> [GIVEN PROBLEM]: Tally the lines that include "December". Output the number only.

[START OF TASK INPUTS]

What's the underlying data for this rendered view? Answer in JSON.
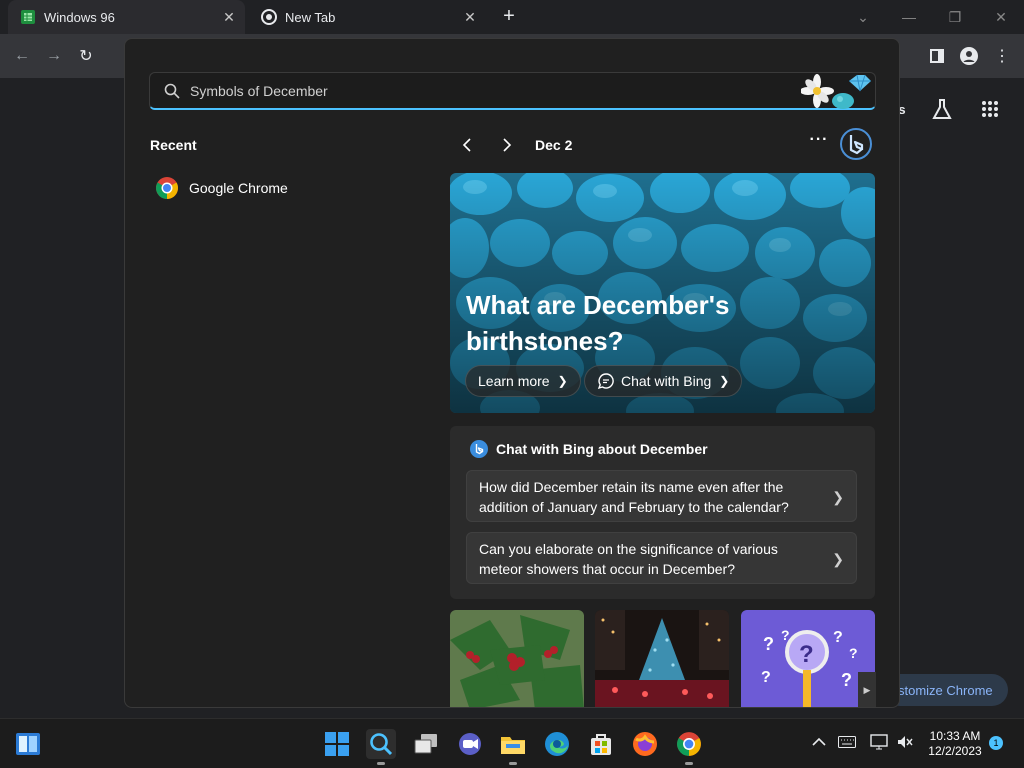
{
  "browser": {
    "tabs": [
      {
        "label": "Windows 96",
        "icon": "sheet-icon"
      },
      {
        "label": "New Tab",
        "icon": "chrome-icon"
      }
    ],
    "new_tab": "+"
  },
  "page": {
    "customize_label": "stomize Chrome",
    "right_text": "s"
  },
  "search": {
    "value": "Symbols of December",
    "recent_heading": "Recent",
    "recent_items": [
      {
        "label": "Google Chrome"
      }
    ],
    "date_label": "Dec 2",
    "more_label": "···",
    "hero": {
      "title": "What are December's birthstones?",
      "learn_more": "Learn more",
      "chat_with_bing": "Chat with Bing"
    },
    "chat": {
      "heading": "Chat with Bing about December",
      "questions": [
        "How did December retain its name even after the addition of January and February to the calendar?",
        "Can you elaborate on the significance of various meteor showers that occur in December?"
      ]
    },
    "accent_color": "#4cc2ff"
  },
  "taskbar": {
    "time": "10:33 AM",
    "date": "12/2/2023",
    "notification_count": "1"
  }
}
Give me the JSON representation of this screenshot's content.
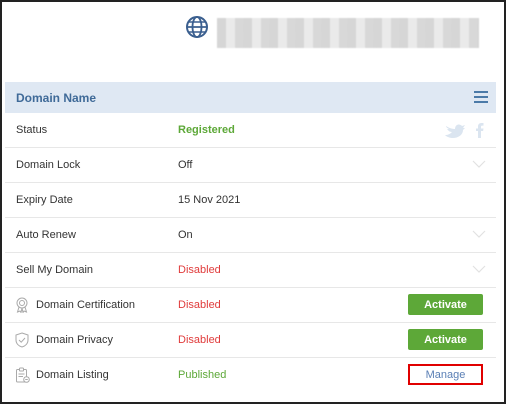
{
  "header": {
    "title": "Domain Name"
  },
  "rows": [
    {
      "label": "Status",
      "value": "Registered"
    },
    {
      "label": "Domain Lock",
      "value": "Off"
    },
    {
      "label": "Expiry Date",
      "value": "15 Nov 2021"
    },
    {
      "label": "Auto Renew",
      "value": "On"
    },
    {
      "label": "Sell My Domain",
      "value": "Disabled"
    },
    {
      "label": "Domain Certification",
      "value": "Disabled",
      "action": "Activate"
    },
    {
      "label": "Domain Privacy",
      "value": "Disabled",
      "action": "Activate"
    },
    {
      "label": "Domain Listing",
      "value": "Published",
      "action": "Manage"
    }
  ],
  "icons": {
    "globe": "globe-icon",
    "menu": "hamburger-menu-icon",
    "twitter": "twitter-icon",
    "facebook": "facebook-icon",
    "certification": "ribbon-badge-icon",
    "privacy": "shield-check-icon",
    "listing": "clipboard-list-icon"
  },
  "colors": {
    "header_bg": "#dfe8f3",
    "header_text": "#3f6a98",
    "green": "#5da838",
    "red": "#e03b3b",
    "highlight_border": "#e00000"
  }
}
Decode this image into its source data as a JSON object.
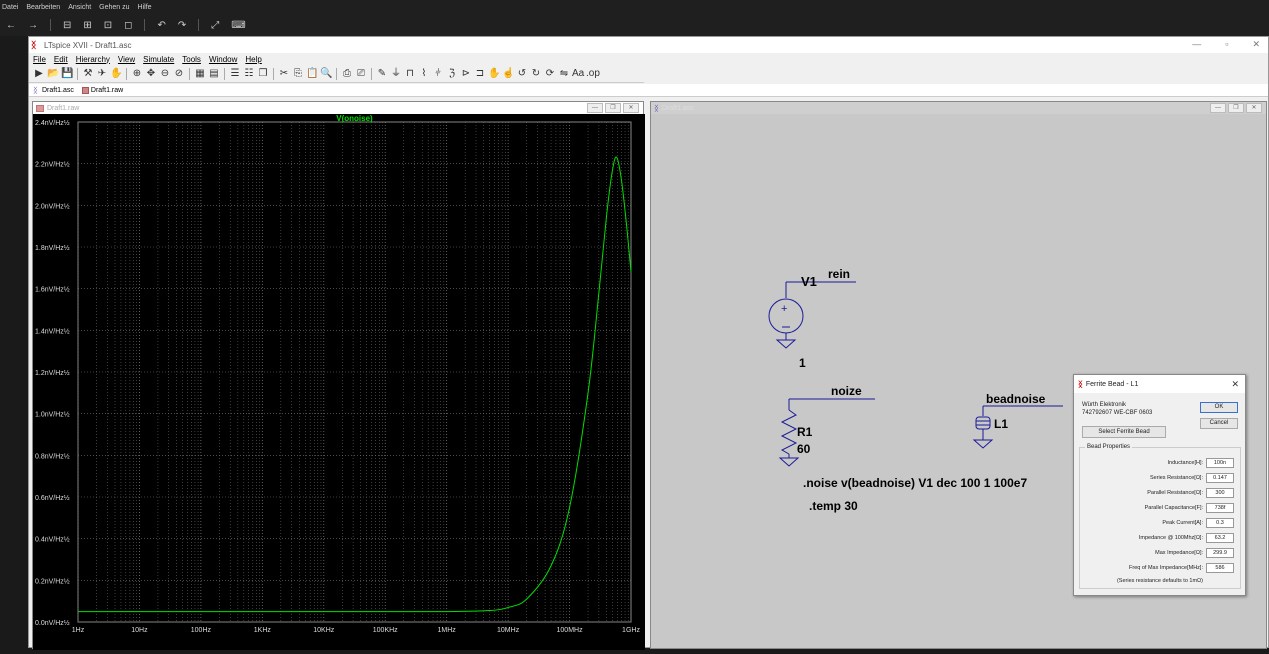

[END OF TASK INPUTS]

> [RESULT BELOW]: 5